__The request__. Output the full listing below exactly as it reads, and skip anything that is a picture.

__Task inputs__.
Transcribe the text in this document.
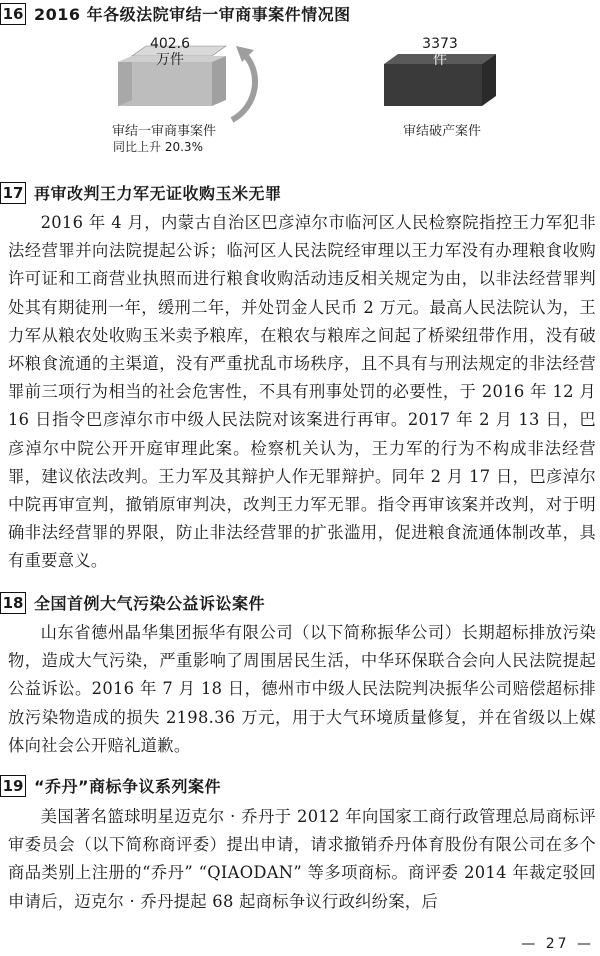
16 2016 年各级法院审结一审商事案件情况图
402.6
万件
3373
件
审结一审商事案件
同比上升 20.3%
审结破产案件
17 再审改判王力军无证收购玉米无罪

2016 年 4 月，内蒙古自治区巴彦淖尔市临河区人民检察院指控王力军犯非法经营罪并向法院提起公诉；临河区人民法院经审理以王力军没有办理粮食收购许可证和工商营业执照而进行粮食收购活动违反相关规定为由，以非法经营罪判处其有期徒刑一年，缓刑二年，并处罚金人民币 2 万元。最高人民法院认为，王力军从粮农处收购玉米卖予粮库，在粮农与粮库之间起了桥梁纽带作用，没有破坏粮食流通的主渠道，没有严重扰乱市场秩序，且不具有与刑法规定的非法经营罪前三项行为相当的社会危害性，不具有刑事处罚的必要性，于 2016 年 12 月 16 日指令巴彦淖尔市中级人民法院对该案进行再审。2017 年 2 月 13 日，巴彦淖尔中院公开开庭审理此案。检察机关认为，王力军的行为不构成非法经营罪，建议依法改判。王力军及其辩护人作无罪辩护。同年 2 月 17 日，巴彦淖尔中院再审宣判，撤销原审判决，改判王力军无罪。指令再审该案并改判，对于明确非法经营罪的界限，防止非法经营罪的扩张滥用，促进粮食流通体制改革，具有重要意义。

18 全国首例大气污染公益诉讼案件

山东省德州晶华集团振华有限公司（以下简称振华公司）长期超标排放污染物，造成大气污染，严重影响了周围居民生活，中华环保联合会向人民法院提起公益诉讼。2016 年 7 月 18 日，德州市中级人民法院判决振华公司赔偿超标排放污染物造成的损失 2198.36 万元，用于大气环境质量修复，并在省级以上媒体向社会公开赔礼道歉。

19 “乔丹”商标争议系列案件

美国著名篮球明星迈克尔 · 乔丹于 2012 年向国家工商行政管理总局商标评审委员会（以下简称商评委）提出申请，请求撤销乔丹体育股份有限公司在多个商品类别上注册的“乔丹” “QIAODAN” 等多项商标。商评委 2014 年裁定驳回申请后，迈克尔 · 乔丹提起 68 起商标争议行政纠纷案，后

— 27 —
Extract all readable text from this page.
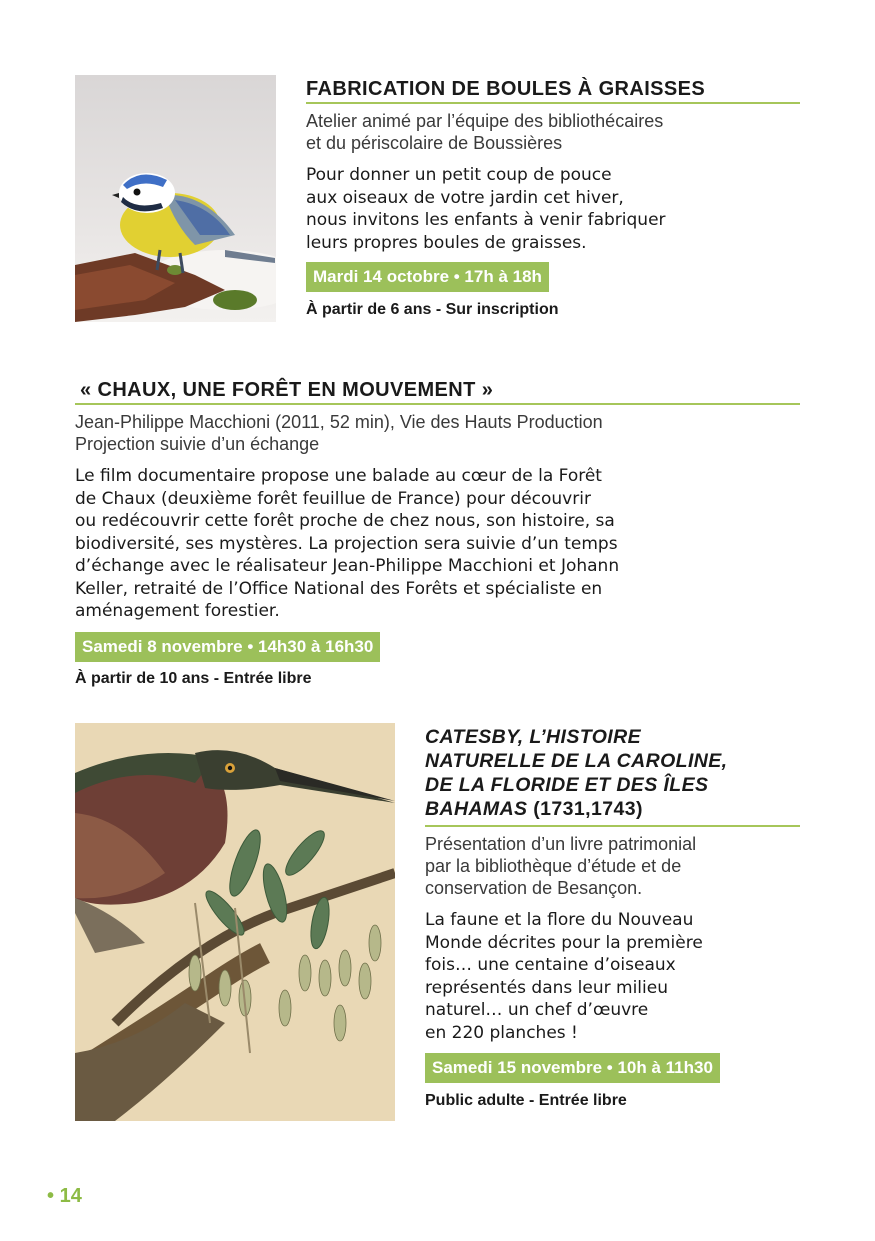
FABRICATION DE BOULES À GRAISSES
Atelier animé par l’équipe des bibliothécaires
et du périscolaire de Boussières
Pour donner un petit coup de pouce
aux oiseaux de votre jardin cet hiver,
nous invitons les enfants à venir fabriquer
leurs propres boules de graisses.
Mardi 14 octobre • 17h à 18h
À partir de 6 ans - Sur inscription
« CHAUX, UNE FORÊT EN MOUVEMENT »
Jean-Philippe Macchioni (2011, 52 min), Vie des Hauts Production
Projection suivie d’un échange
Le film documentaire propose une balade au cœur de la Forêt
de Chaux (deuxième forêt feuillue de France) pour découvrir
ou redécouvrir cette forêt proche de chez nous, son histoire, sa
biodiversité, ses mystères. La projection sera suivie d’un temps
d’échange avec le réalisateur Jean-Philippe Macchioni et Johann
Keller, retraité de l’Office National des Forêts et spécialiste en
aménagement forestier.
Samedi 8 novembre • 14h30 à 16h30
À partir de 10 ans - Entrée libre
CATESBY, L’HISTOIRE
NATURELLE DE LA CAROLINE,
DE LA FLORIDE ET DES ÎLES
BAHAMAS (1731,1743)
Présentation d’un livre patrimonial
par la bibliothèque d’étude et de
conservation de Besançon.
La faune et la flore du Nouveau
Monde décrites pour la première
fois… une centaine d’oiseaux
représentés dans leur milieu
naturel… un chef d’œuvre
en 220 planches !
Samedi 15 novembre • 10h à 11h30
Public adulte - Entrée libre
• 14
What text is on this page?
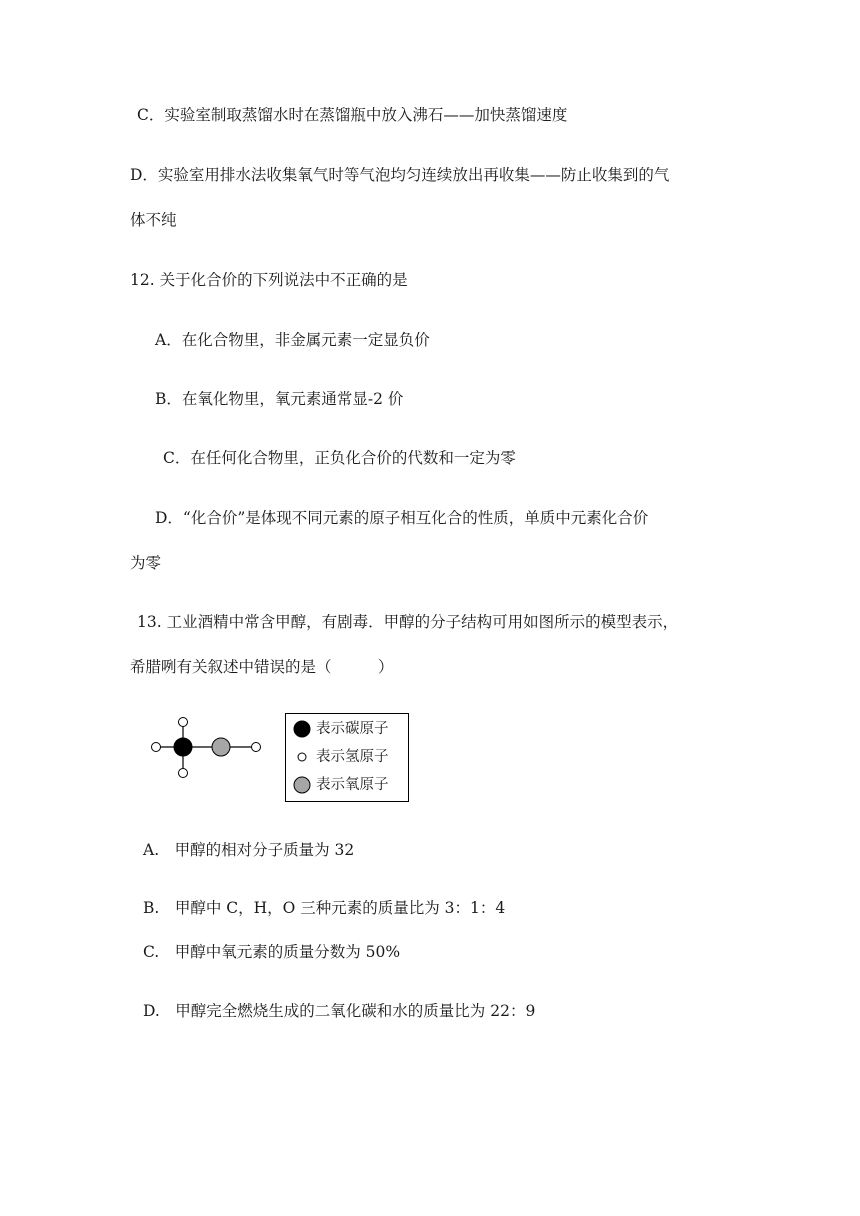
C．实验室制取蒸馏水时在蒸馏瓶中放入沸石——加快蒸馏速度
D．实验室用排水法收集氧气时等气泡均匀连续放出再收集——防止收集到的气
体不纯
12. 关于化合价的下列说法中不正确的是
A．在化合物里，非金属元素一定显负价
B．在氧化物里，氧元素通常显-2 价
C．在任何化合物里，正负化合价的代数和一定为零
D．“化合价”是体现不同元素的原子相互化合的性质，单质中元素化合价
为零
13. 工业酒精中常含甲醇，有剧毒．甲醇的分子结构可用如图所示的模型表示，
希腊咧有关叙述中错误的是（　　　）
表示碳原子
表示氢原子
表示氧原子
A.　甲醇的相对分子质量为 32
B.　甲醇中 C，H，O 三种元素的质量比为 3：1：4
C.　甲醇中氧元素的质量分数为 50%
D.　甲醇完全燃烧生成的二氧化碳和水的质量比为 22：9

__Final result__.
Transcribe the text in this document.
16 2016 年各级法院审结一审商事案件情况图
402.6
万件
3373
件
审结一审商事案件
同比上升 20.3%
审结破产案件
17 再审改判王力军无证收购玉米无罪

2016 年 4 月，内蒙古自治区巴彦淖尔市临河区人民检察院指控王力军犯非法经营罪并向法院提起公诉；临河区人民法院经审理以王力军没有办理粮食收购许可证和工商营业执照而进行粮食收购活动违反相关规定为由，以非法经营罪判处其有期徒刑一年，缓刑二年，并处罚金人民币 2 万元。最高人民法院认为，王力军从粮农处收购玉米卖予粮库，在粮农与粮库之间起了桥梁纽带作用，没有破坏粮食流通的主渠道，没有严重扰乱市场秩序，且不具有与刑法规定的非法经营罪前三项行为相当的社会危害性，不具有刑事处罚的必要性，于 2016 年 12 月 16 日指令巴彦淖尔市中级人民法院对该案进行再审。2017 年 2 月 13 日，巴彦淖尔中院公开开庭审理此案。检察机关认为，王力军的行为不构成非法经营罪，建议依法改判。王力军及其辩护人作无罪辩护。同年 2 月 17 日，巴彦淖尔中院再审宣判，撤销原审判决，改判王力军无罪。指令再审该案并改判，对于明确非法经营罪的界限，防止非法经营罪的扩张滥用，促进粮食流通体制改革，具有重要意义。

18 全国首例大气污染公益诉讼案件

山东省德州晶华集团振华有限公司（以下简称振华公司）长期超标排放污染物，造成大气污染，严重影响了周围居民生活，中华环保联合会向人民法院提起公益诉讼。2016 年 7 月 18 日，德州市中级人民法院判决振华公司赔偿超标排放污染物造成的损失 2198.36 万元，用于大气环境质量修复，并在省级以上媒体向社会公开赔礼道歉。

19 “乔丹”商标争议系列案件

美国著名篮球明星迈克尔 · 乔丹于 2012 年向国家工商行政管理总局商标评审委员会（以下简称商评委）提出申请，请求撤销乔丹体育股份有限公司在多个商品类别上注册的“乔丹” “QIAODAN” 等多项商标。商评委 2014 年裁定驳回申请后，迈克尔 · 乔丹提起 68 起商标争议行政纠纷案，后

— 27 —
Extract all readable text from this page.
FABRICATION DE BOULES À GRAISSES
Atelier animé par l’équipe des bibliothécaires
et du périscolaire de Boussières
Pour donner un petit coup de pouce
aux oiseaux de votre jardin cet hiver,
nous invitons les enfants à venir fabriquer
leurs propres boules de graisses.
Mardi 14 octobre • 17h à 18h
À partir de 6 ans - Sur inscription
« CHAUX, UNE FORÊT EN MOUVEMENT »
Jean-Philippe Macchioni (2011, 52 min), Vie des Hauts Production
Projection suivie d’un échange
Le film documentaire propose une balade au cœur de la Forêt
de Chaux (deuxième forêt feuillue de France) pour découvrir
ou redécouvrir cette forêt proche de chez nous, son histoire, sa
biodiversité, ses mystères. La projection sera suivie d’un temps
d’échange avec le réalisateur Jean-Philippe Macchioni et Johann
Keller, retraité de l’Office National des Forêts et spécialiste en
aménagement forestier.
Samedi 8 novembre • 14h30 à 16h30
À partir de 10 ans - Entrée libre
CATESBY, L’HISTOIRE
NATURELLE DE LA CAROLINE,
DE LA FLORIDE ET DES ÎLES
BAHAMAS (1731,1743)
Présentation d’un livre patrimonial
par la bibliothèque d’étude et de
conservation de Besançon.
La faune et la flore du Nouveau
Monde décrites pour la première
fois… une centaine d’oiseaux
représentés dans leur milieu
naturel… un chef d’œuvre
en 220 planches !
Samedi 15 novembre • 10h à 11h30
Public adulte - Entrée libre
• 14
What text is on this page?
C．实验室制取蒸馏水时在蒸馏瓶中放入沸石——加快蒸馏速度
D．实验室用排水法收集氧气时等气泡均匀连续放出再收集——防止收集到的气
体不纯
12. 关于化合价的下列说法中不正确的是
A．在化合物里，非金属元素一定显负价
B．在氧化物里，氧元素通常显-2 价
C．在任何化合物里，正负化合价的代数和一定为零
D．“化合价”是体现不同元素的原子相互化合的性质，单质中元素化合价
为零
13. 工业酒精中常含甲醇，有剧毒．甲醇的分子结构可用如图所示的模型表示，
希腊咧有关叙述中错误的是（　　　）
表示碳原子
表示氢原子
表示氧原子
A.　甲醇的相对分子质量为 32
B.　甲醇中 C，H，O 三种元素的质量比为 3：1：4
C.　甲醇中氧元素的质量分数为 50%
D.　甲醇完全燃烧生成的二氧化碳和水的质量比为 22：9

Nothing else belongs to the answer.